Repeat the lines that follow, leaving nothing out.

**Raw records**

** begin **

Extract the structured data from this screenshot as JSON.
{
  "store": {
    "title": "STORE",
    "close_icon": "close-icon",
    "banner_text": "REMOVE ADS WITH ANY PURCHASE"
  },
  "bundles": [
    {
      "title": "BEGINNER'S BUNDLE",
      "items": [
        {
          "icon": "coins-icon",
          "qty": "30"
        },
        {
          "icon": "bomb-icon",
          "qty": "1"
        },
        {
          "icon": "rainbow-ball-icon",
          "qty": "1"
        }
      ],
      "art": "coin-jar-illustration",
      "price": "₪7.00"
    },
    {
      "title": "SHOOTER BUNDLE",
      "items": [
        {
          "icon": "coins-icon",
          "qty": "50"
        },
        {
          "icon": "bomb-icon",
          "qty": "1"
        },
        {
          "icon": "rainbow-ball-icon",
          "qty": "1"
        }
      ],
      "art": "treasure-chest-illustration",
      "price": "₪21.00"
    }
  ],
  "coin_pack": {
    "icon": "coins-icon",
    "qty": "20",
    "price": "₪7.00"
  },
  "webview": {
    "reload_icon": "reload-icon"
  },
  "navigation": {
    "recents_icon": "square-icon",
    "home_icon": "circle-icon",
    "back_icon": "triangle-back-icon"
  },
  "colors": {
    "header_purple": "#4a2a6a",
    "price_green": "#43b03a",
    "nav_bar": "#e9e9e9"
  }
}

** end **

**Result**
Extract the structured data from this screenshot as JSON.
{
  "store": {
    "title": "STORE",
    "close_icon": "close-icon",
    "banner_text": "REMOVE ADS WITH ANY PURCHASE"
  },
  "bundles": [
    {
      "title": "BEGINNER'S BUNDLE",
      "items": [
        {
          "icon": "coins-icon",
          "qty": "30"
        },
        {
          "icon": "bomb-icon",
          "qty": "1"
        },
        {
          "icon": "rainbow-ball-icon",
          "qty": "1"
        }
      ],
      "art": "coin-jar-illustration",
      "price": "₪7.00"
    },
    {
      "title": "SHOOTER BUNDLE",
      "items": [
        {
          "icon": "coins-icon",
          "qty": "50"
        },
        {
          "icon": "bomb-icon",
          "qty": "1"
        },
        {
          "icon": "rainbow-ball-icon",
          "qty": "1"
        }
      ],
      "art": "treasure-chest-illustration",
      "price": "₪21.00"
    }
  ],
  "coin_pack": {
    "icon": "coins-icon",
    "qty": "20",
    "price": "₪7.00"
  },
  "webview": {
    "reload_icon": "reload-icon"
  },
  "navigation": {
    "recents_icon": "square-icon",
    "home_icon": "circle-icon",
    "back_icon": "triangle-back-icon"
  },
  "colors": {
    "header_purple": "#4a2a6a",
    "price_green": "#43b03a",
    "nav_bar": "#e9e9e9"
  }
}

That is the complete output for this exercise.